What is needed
Which lines in the material below contain the word "marker"? Copy each of them.

# # # # #

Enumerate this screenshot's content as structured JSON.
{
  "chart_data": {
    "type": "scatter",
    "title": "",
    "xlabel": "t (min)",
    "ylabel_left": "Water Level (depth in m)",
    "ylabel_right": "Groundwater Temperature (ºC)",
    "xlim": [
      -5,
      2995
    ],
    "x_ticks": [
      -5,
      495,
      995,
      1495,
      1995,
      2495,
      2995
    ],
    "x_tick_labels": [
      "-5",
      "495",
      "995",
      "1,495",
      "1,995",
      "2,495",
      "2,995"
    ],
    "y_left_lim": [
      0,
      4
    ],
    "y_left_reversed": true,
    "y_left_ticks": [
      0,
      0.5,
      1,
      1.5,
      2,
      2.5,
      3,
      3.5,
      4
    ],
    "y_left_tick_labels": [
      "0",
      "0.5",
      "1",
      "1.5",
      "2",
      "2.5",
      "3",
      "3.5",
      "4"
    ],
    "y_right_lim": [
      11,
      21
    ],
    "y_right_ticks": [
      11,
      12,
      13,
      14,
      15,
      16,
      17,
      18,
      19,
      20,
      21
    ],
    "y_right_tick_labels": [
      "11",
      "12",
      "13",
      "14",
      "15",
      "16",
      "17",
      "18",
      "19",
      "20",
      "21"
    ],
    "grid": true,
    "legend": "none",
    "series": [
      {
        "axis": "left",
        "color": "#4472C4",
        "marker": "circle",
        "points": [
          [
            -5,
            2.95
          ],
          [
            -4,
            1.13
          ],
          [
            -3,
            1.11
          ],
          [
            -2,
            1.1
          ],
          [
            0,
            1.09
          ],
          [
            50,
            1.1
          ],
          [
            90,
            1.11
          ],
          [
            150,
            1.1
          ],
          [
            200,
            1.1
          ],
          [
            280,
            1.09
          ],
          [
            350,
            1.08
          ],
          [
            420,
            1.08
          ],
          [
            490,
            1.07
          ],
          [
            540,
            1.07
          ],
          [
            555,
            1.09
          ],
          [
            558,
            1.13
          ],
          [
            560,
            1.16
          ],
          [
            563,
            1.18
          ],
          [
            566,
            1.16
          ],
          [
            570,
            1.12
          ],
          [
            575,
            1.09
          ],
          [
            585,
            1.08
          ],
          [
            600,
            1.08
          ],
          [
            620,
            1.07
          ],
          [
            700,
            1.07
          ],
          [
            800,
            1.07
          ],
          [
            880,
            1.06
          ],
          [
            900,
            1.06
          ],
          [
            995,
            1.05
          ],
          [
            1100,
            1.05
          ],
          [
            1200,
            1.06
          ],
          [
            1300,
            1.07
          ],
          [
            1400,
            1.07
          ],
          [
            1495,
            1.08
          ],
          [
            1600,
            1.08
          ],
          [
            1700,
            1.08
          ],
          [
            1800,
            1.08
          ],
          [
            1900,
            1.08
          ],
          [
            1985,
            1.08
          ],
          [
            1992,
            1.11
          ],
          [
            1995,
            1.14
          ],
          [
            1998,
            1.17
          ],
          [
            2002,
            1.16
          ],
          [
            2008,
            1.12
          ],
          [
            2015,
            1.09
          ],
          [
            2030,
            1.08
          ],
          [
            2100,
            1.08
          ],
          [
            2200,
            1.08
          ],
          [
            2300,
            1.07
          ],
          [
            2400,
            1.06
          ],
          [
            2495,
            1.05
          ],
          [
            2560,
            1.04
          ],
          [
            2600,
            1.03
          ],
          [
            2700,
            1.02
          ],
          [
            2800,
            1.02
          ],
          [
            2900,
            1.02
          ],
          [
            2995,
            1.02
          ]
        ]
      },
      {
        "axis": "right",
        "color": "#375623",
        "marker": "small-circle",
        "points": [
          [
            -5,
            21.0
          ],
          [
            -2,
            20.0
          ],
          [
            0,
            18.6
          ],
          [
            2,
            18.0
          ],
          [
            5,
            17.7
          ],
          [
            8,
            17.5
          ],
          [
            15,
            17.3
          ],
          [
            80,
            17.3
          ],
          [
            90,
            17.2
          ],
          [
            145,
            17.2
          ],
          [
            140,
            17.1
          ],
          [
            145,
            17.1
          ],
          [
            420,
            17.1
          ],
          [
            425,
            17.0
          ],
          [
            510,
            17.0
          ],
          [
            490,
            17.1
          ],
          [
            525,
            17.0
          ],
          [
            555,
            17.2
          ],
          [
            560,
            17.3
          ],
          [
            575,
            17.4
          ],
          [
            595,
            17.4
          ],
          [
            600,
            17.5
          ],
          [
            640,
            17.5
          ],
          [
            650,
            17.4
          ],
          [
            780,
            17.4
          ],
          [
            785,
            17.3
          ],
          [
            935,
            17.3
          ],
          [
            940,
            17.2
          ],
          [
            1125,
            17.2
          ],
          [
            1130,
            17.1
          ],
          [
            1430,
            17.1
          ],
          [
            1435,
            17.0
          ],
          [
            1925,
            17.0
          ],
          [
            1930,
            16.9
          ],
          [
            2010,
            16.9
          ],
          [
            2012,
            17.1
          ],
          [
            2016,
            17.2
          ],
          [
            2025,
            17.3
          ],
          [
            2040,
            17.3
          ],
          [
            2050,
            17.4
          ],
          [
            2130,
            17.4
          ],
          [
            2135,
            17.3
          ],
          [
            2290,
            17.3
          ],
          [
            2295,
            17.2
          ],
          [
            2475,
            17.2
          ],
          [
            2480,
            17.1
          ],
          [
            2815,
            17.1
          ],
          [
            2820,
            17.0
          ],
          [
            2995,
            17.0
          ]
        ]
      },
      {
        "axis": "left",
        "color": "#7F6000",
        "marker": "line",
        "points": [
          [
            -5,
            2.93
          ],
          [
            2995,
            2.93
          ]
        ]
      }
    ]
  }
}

# # # # #

Final result
        "marker": "circle",
        "marker": "small-circle",
        "marker": "line",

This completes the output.